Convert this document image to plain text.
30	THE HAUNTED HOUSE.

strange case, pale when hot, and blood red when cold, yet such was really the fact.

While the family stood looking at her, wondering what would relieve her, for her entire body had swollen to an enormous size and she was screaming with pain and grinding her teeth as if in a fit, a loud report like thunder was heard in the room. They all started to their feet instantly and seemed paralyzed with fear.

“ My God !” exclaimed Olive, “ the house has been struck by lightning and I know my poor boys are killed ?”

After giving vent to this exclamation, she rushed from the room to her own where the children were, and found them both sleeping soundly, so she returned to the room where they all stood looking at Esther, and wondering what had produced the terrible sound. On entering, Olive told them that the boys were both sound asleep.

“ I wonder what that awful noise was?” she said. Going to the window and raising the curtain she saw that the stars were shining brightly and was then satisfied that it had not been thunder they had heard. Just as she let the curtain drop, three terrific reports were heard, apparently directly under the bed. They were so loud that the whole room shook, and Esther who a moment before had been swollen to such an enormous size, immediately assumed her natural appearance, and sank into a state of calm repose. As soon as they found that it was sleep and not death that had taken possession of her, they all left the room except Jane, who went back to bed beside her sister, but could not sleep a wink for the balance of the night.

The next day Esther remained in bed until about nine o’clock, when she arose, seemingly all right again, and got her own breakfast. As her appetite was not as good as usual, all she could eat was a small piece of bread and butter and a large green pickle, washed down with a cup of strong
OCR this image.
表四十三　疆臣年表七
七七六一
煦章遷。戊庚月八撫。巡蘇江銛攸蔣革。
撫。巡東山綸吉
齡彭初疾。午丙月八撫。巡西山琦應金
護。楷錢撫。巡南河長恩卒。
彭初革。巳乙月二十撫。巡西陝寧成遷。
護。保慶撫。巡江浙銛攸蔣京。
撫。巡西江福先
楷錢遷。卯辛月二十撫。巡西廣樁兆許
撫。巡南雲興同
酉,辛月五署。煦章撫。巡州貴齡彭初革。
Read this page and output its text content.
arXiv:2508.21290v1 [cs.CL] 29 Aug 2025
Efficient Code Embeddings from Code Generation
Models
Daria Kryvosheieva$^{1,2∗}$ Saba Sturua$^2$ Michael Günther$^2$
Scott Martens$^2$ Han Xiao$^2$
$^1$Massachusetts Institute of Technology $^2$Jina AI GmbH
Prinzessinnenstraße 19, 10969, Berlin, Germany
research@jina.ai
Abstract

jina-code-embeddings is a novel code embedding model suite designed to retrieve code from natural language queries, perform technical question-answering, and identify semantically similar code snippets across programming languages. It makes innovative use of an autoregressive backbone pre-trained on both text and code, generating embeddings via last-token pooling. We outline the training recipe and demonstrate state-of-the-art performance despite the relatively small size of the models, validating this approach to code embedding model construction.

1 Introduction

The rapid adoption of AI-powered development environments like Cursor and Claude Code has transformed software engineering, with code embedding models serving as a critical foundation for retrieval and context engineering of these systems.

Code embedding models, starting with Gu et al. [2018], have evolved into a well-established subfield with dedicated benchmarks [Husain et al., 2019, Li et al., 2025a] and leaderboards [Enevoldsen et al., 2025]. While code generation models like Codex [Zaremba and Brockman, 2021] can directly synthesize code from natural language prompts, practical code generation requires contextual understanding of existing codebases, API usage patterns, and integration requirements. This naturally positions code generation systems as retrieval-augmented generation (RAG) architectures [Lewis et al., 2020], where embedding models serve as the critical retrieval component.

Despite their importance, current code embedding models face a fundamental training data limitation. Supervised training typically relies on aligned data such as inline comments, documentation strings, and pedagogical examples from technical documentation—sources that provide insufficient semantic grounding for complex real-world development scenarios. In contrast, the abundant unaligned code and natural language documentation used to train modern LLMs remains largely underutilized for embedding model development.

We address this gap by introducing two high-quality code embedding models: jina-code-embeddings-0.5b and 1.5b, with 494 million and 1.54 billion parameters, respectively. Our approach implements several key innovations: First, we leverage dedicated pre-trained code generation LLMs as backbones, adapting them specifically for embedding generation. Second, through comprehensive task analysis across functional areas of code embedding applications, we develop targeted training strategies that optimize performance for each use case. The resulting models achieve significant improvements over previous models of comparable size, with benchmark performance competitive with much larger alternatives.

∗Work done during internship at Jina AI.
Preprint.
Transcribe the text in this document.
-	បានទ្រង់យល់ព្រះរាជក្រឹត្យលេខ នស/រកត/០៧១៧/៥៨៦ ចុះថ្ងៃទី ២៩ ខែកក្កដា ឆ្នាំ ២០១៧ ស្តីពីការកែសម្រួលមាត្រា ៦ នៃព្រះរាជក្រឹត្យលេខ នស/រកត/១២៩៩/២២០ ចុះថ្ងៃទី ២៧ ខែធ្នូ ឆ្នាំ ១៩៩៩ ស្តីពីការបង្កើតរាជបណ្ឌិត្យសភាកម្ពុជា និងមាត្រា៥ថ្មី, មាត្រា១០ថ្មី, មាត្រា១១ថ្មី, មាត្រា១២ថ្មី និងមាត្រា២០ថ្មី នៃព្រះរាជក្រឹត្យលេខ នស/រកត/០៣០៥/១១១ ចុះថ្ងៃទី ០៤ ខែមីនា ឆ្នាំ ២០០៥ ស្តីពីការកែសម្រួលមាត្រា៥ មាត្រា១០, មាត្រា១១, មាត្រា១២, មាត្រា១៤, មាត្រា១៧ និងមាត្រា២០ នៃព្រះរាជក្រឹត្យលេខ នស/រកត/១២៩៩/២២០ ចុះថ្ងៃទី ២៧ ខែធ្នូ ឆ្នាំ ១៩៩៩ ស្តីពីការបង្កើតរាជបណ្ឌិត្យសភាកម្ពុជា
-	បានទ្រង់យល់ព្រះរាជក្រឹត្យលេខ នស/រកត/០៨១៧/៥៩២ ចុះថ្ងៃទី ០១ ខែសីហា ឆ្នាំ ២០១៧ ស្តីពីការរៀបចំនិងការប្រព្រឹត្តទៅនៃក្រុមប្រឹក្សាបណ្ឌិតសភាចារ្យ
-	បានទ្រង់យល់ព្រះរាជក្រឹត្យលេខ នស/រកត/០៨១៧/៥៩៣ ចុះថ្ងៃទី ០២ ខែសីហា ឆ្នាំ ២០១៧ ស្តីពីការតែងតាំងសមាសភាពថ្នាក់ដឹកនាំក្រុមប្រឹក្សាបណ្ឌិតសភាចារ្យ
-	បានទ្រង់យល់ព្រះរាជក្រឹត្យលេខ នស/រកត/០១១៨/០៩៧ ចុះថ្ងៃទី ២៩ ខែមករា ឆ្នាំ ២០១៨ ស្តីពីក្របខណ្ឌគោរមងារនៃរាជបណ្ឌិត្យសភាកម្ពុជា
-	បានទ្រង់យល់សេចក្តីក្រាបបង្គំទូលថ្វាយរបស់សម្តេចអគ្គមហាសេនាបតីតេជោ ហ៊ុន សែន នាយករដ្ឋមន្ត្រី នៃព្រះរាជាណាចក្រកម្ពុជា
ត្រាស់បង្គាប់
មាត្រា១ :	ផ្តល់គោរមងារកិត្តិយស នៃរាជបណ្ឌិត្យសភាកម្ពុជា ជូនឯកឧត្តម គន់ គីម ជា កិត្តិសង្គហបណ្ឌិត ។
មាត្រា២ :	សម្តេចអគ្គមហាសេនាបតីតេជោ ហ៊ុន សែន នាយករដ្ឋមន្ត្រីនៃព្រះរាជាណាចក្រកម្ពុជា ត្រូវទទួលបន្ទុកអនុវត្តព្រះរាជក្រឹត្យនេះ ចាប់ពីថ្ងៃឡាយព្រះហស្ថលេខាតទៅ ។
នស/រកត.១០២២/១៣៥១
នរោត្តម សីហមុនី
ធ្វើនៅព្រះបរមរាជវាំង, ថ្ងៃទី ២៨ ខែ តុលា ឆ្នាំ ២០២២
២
________________________________________
§ Exercise requirements:
Read the lines above. Gather those in which the string "យករដ" is found.

§ Completed exercise:
-	បានទ្រង់យល់សេចក្តីក្រាបបង្គំទូលថ្វាយរបស់សម្តេចអគ្គមហាសេនាបតីតេជោ ហ៊ុន សែន នាយករដ្ឋមន្ត្រី នៃព្រះរាជាណាចក្រកម្ពុជា
មាត្រា២ :	សម្តេចអគ្គមហាសេនាបតីតេជោ ហ៊ុន សែន នាយករដ្ឋមន្ត្រីនៃព្រះរាជាណាចក្រកម្ពុជា ត្រូវទទួលបន្ទុកអនុវត្តព្រះរាជក្រឹត្យនេះ ចាប់ពីថ្ងៃឡាយព្រះហស្ថលេខាតទៅ ។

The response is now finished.